### REQUEST:
Out of the lines below, please list those that hold the string "WORKDIR".

Saved entries:
-=-=-

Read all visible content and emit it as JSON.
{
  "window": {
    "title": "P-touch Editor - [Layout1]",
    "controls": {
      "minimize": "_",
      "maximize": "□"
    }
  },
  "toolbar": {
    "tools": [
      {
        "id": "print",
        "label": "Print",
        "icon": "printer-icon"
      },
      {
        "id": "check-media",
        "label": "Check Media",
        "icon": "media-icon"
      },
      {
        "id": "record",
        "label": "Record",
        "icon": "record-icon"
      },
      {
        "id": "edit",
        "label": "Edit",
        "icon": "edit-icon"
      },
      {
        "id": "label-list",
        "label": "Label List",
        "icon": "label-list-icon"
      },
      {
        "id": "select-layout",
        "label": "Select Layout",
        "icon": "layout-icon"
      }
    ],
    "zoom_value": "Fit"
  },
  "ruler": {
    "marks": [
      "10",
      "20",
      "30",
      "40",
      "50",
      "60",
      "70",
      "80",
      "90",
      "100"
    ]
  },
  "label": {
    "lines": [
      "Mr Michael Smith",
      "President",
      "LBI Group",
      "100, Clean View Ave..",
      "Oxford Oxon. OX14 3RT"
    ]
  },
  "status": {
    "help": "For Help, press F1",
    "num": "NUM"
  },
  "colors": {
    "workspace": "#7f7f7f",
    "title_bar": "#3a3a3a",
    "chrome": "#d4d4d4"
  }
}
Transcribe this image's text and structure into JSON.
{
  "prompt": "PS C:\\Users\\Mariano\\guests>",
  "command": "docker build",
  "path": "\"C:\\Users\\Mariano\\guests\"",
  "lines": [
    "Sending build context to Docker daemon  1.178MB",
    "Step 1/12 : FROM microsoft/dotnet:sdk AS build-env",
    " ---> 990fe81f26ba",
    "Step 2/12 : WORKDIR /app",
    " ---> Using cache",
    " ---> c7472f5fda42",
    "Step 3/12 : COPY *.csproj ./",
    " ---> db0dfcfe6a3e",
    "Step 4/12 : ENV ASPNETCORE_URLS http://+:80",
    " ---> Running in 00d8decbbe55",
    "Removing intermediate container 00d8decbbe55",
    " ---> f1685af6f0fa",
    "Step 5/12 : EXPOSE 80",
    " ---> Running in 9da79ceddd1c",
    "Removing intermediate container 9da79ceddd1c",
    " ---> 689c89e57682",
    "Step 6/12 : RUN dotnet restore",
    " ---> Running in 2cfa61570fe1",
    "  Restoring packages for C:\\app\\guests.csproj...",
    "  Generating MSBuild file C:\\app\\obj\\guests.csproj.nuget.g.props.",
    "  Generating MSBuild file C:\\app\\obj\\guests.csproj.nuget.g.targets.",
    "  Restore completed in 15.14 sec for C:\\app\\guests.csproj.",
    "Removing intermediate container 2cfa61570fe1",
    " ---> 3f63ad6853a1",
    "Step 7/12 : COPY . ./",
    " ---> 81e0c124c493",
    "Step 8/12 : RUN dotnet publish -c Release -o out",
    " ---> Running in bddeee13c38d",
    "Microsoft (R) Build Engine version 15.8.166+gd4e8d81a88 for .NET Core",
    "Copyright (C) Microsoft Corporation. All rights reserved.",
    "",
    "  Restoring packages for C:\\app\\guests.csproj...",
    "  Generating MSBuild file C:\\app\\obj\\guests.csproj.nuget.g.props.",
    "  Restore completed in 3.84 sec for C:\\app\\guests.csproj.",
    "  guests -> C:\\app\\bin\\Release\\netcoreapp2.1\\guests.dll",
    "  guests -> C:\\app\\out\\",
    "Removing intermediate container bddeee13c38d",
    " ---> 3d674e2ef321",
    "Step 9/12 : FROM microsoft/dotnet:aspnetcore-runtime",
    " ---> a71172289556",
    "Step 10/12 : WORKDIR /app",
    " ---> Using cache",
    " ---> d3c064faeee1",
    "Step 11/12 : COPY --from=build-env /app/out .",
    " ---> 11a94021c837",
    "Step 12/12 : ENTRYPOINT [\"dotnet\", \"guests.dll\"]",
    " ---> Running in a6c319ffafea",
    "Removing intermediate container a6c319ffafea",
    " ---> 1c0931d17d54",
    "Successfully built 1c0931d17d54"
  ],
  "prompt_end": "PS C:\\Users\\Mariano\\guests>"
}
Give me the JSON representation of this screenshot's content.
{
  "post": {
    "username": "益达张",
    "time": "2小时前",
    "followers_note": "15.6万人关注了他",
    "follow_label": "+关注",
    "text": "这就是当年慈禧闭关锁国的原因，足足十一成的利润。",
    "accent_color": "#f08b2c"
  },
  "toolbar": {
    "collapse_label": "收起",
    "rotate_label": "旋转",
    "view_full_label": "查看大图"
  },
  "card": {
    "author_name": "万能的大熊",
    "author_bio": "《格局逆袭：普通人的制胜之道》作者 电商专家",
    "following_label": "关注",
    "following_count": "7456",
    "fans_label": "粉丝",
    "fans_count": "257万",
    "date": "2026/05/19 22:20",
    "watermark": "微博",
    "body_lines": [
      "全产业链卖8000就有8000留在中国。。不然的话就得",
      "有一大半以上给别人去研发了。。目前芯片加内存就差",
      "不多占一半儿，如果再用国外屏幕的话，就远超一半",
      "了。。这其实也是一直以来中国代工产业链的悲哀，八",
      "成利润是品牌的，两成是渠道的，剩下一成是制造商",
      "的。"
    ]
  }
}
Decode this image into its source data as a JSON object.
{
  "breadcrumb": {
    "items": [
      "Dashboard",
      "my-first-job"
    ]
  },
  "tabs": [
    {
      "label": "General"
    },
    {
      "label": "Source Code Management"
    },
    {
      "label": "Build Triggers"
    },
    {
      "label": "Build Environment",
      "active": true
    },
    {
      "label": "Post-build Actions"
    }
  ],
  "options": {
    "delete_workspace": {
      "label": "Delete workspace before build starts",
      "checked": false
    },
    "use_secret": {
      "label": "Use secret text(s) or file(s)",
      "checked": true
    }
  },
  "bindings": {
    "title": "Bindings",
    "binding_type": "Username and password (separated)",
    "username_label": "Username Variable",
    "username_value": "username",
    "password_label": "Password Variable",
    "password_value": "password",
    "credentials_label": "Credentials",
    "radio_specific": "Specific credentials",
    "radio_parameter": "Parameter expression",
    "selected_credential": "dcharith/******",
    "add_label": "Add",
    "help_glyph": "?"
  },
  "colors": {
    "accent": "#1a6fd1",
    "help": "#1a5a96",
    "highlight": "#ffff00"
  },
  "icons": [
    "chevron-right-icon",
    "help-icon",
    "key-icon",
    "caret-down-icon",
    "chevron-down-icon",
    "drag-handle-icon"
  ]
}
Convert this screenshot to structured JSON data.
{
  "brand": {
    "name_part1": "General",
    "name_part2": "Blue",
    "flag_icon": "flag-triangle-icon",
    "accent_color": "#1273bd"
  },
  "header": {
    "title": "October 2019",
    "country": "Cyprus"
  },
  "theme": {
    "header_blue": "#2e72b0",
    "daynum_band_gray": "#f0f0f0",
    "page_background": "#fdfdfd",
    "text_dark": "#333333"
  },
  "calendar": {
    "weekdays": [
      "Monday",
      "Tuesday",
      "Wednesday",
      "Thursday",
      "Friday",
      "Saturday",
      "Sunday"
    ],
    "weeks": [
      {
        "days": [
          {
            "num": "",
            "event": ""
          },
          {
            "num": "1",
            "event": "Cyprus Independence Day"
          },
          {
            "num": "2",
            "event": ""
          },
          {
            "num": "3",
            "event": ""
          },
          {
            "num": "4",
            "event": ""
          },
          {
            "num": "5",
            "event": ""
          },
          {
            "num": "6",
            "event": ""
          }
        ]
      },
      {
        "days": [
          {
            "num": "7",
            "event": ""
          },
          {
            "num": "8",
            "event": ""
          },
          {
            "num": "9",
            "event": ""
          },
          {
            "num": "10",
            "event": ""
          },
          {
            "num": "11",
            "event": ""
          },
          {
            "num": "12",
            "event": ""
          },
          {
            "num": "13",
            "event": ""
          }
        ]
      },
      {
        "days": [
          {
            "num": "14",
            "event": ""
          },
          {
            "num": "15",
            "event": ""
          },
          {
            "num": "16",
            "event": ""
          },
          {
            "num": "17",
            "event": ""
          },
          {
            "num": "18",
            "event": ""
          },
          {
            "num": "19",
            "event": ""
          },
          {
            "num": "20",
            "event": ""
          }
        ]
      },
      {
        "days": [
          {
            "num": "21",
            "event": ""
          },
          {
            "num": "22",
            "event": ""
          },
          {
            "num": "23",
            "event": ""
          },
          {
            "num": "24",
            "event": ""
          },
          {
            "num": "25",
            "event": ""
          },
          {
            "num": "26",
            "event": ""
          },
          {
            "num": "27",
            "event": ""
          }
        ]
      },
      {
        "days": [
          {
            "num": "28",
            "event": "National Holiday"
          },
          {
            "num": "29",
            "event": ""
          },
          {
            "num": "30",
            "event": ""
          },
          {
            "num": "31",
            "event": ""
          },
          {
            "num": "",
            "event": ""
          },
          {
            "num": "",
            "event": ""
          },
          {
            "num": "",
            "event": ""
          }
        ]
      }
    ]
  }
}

-=-=-

### EXERCISE ANSWER:
    "Step 2/12 : WORKDIR /app",
    "Step 10/12 : WORKDIR /app",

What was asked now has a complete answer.